▶ [INPUT FOR THIS TASK]
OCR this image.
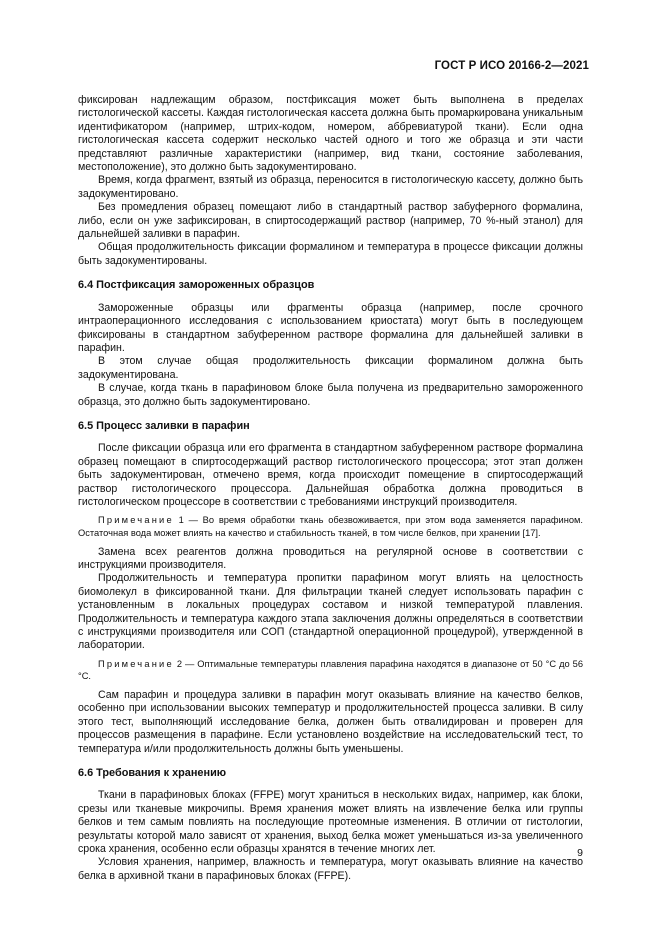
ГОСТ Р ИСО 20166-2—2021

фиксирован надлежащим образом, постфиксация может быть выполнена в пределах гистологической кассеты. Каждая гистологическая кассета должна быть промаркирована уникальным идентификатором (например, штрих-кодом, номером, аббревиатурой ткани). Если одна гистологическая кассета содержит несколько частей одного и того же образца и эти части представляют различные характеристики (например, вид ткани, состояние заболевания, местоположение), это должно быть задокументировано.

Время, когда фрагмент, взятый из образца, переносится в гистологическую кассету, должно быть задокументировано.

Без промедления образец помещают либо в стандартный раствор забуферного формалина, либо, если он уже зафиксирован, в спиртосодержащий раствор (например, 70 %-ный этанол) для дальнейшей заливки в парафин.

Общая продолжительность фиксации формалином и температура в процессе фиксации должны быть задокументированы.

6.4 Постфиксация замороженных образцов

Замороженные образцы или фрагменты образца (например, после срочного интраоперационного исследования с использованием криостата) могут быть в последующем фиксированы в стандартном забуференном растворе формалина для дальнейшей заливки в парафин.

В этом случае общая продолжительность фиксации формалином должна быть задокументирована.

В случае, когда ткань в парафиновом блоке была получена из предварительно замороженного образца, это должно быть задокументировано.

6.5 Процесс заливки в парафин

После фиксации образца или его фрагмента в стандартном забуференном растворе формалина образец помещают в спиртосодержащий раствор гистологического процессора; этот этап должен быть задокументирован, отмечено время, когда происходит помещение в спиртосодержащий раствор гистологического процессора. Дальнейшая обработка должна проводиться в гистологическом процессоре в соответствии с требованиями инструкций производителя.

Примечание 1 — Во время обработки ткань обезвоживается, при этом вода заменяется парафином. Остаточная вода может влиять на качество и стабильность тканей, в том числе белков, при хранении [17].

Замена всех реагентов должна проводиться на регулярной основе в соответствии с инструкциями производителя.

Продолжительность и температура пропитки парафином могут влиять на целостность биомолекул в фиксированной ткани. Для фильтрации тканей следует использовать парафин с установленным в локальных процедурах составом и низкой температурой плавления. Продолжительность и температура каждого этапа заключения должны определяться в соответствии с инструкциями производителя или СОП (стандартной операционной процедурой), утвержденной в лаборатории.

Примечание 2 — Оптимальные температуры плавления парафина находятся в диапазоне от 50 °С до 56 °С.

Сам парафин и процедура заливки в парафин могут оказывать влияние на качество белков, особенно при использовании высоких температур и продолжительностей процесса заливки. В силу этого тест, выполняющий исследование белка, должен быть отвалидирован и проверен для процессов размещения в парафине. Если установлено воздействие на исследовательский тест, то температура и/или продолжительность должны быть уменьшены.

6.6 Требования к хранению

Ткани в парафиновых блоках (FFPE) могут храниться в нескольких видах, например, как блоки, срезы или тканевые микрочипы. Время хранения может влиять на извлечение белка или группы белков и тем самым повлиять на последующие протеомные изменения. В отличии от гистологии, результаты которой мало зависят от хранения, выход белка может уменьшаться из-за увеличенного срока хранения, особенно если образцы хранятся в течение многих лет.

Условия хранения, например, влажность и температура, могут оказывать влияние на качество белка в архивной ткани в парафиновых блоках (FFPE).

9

▶ [WORK TO BE COMPLETED] Transcribe the records above verbatim. Do not carry over any picture.

▶ [ANSWER FOR THE TASK]
OCR this image.
ГОСТ Р ИСО 20166-2—2021

фиксирован надлежащим образом, постфиксация может быть выполнена в пределах гистологической кассеты. Каждая гистологическая кассета должна быть промаркирована уникальным идентификатором (например, штрих-кодом, номером, аббревиатурой ткани). Если одна гистологическая кассета содержит несколько частей одного и того же образца и эти части представляют различные характеристики (например, вид ткани, состояние заболевания, местоположение), это должно быть задокументировано.

Время, когда фрагмент, взятый из образца, переносится в гистологическую кассету, должно быть задокументировано.

Без промедления образец помещают либо в стандартный раствор забуферного формалина, либо, если он уже зафиксирован, в спиртосодержащий раствор (например, 70 %-ный этанол) для дальнейшей заливки в парафин.

Общая продолжительность фиксации формалином и температура в процессе фиксации должны быть задокументированы.

6.4 Постфиксация замороженных образцов

Замороженные образцы или фрагменты образца (например, после срочного интраоперационного исследования с использованием криостата) могут быть в последующем фиксированы в стандартном забуференном растворе формалина для дальнейшей заливки в парафин.

В этом случае общая продолжительность фиксации формалином должна быть задокументирована.

В случае, когда ткань в парафиновом блоке была получена из предварительно замороженного образца, это должно быть задокументировано.

6.5 Процесс заливки в парафин

После фиксации образца или его фрагмента в стандартном забуференном растворе формалина образец помещают в спиртосодержащий раствор гистологического процессора; этот этап должен быть задокументирован, отмечено время, когда происходит помещение в спиртосодержащий раствор гистологического процессора. Дальнейшая обработка должна проводиться в гистологическом процессоре в соответствии с требованиями инструкций производителя.

Примечание 1 — Во время обработки ткань обезвоживается, при этом вода заменяется парафином. Остаточная вода может влиять на качество и стабильность тканей, в том числе белков, при хранении [17].

Замена всех реагентов должна проводиться на регулярной основе в соответствии с инструкциями производителя.

Продолжительность и температура пропитки парафином могут влиять на целостность биомолекул в фиксированной ткани. Для фильтрации тканей следует использовать парафин с установленным в локальных процедурах составом и низкой температурой плавления. Продолжительность и температура каждого этапа заключения должны определяться в соответствии с инструкциями производителя или СОП (стандартной операционной процедурой), утвержденной в лаборатории.

Примечание 2 — Оптимальные температуры плавления парафина находятся в диапазоне от 50 °С до 56 °С.

Сам парафин и процедура заливки в парафин могут оказывать влияние на качество белков, особенно при использовании высоких температур и продолжительностей процесса заливки. В силу этого тест, выполняющий исследование белка, должен быть отвалидирован и проверен для процессов размещения в парафине. Если установлено воздействие на исследовательский тест, то температура и/или продолжительность должны быть уменьшены.

6.6 Требования к хранению

Ткани в парафиновых блоках (FFPE) могут храниться в нескольких видах, например, как блоки, срезы или тканевые микрочипы. Время хранения может влиять на извлечение белка или группы белков и тем самым повлиять на последующие протеомные изменения. В отличии от гистологии, результаты которой мало зависят от хранения, выход белка может уменьшаться из-за увеличенного срока хранения, особенно если образцы хранятся в течение многих лет.

Условия хранения, например, влажность и температура, могут оказывать влияние на качество белка в архивной ткани в парафиновых блоках (FFPE).

9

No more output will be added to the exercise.